PASSAGE
—————

Germany must turn to domestic economy for growth

As in China and Japan, a shift may be under way in world’s No. 4 economy

by David Marsh

Mon 19 Mar 2012

At a time when both China and Japan have flirted with trade deficits in past months, Germany, the world’s No. 4 economy, is still chalking up large surpluses. Last year’s current account surplus of 5% of GDP was one of the biggest in the world outside the oil-exporting nations. But multiple economic changes in Asia and Europe indicate that, in coming years, the Germans will find worldwide sales of ‘made in Germany’ products a lot tougher. Self-interest suggests a shift towards home-grown stimulus.

Slower economic growth in emerging economies, especially those hit by energy hikes or their own export slowdowns, as well as forced austerity in Europe, will put German exporters on to the back foot. The changed tempo of the world economy may bring a phase where internal demand rather than exports becomes the main impetus behind the German economy. Such a shift would be highly welcome - not only as a way of rebalancing the international economy but also as a means of ensuring the survival of economic and monetary union (EMU).

—————

DATA BLOCK
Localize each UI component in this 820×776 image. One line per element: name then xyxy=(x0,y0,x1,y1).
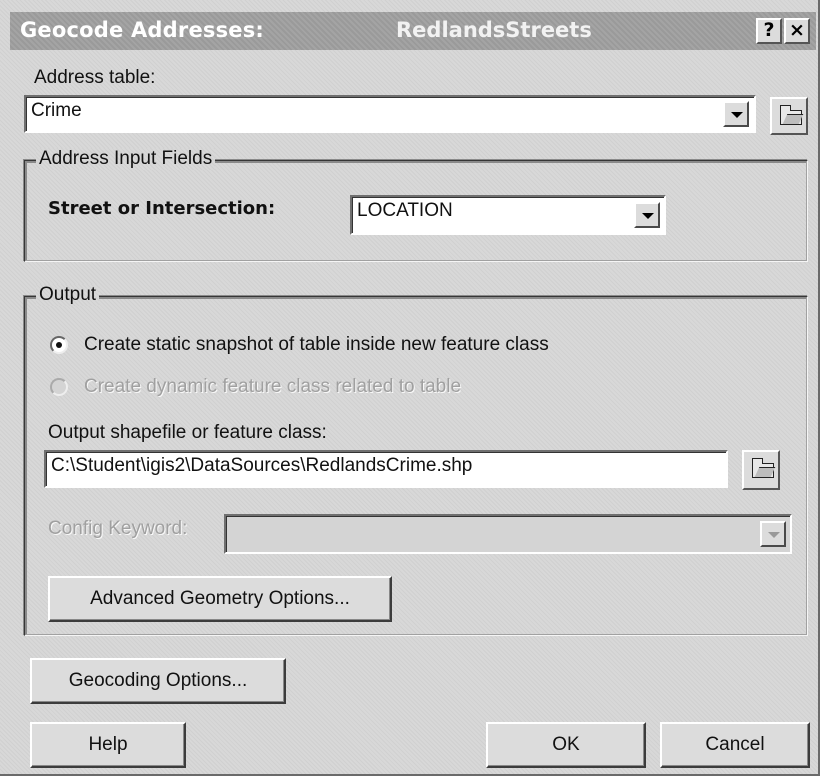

—————

DIRECTIVE 1
Name every country that the article on Germany's economy mentions by name.
DIRECTIVE 2
Reproduce everything from "Germany must turn" down to "towards home-grown stimulus." in the article on Germany's economy.

EXERCISE OUTPUT 1
China, Japan, Germany

EXERCISE OUTPUT 2
Germany must turn to domestic economy for growth

As in China and Japan, a shift may be under way in world’s No. 4 economy

by David Marsh

Mon 19 Mar 2012

At a time when both China and Japan have flirted with trade deficits in past months, Germany, the world’s No. 4 economy, is still chalking up large surpluses. Last year’s current account surplus of 5% of GDP was one of the biggest in the world outside the oil-exporting nations. But multiple economic changes in Asia and Europe indicate that, in coming years, the Germans will find worldwide sales of ‘made in Germany’ products a lot tougher. Self-interest suggests a shift towards home-grown stimulus.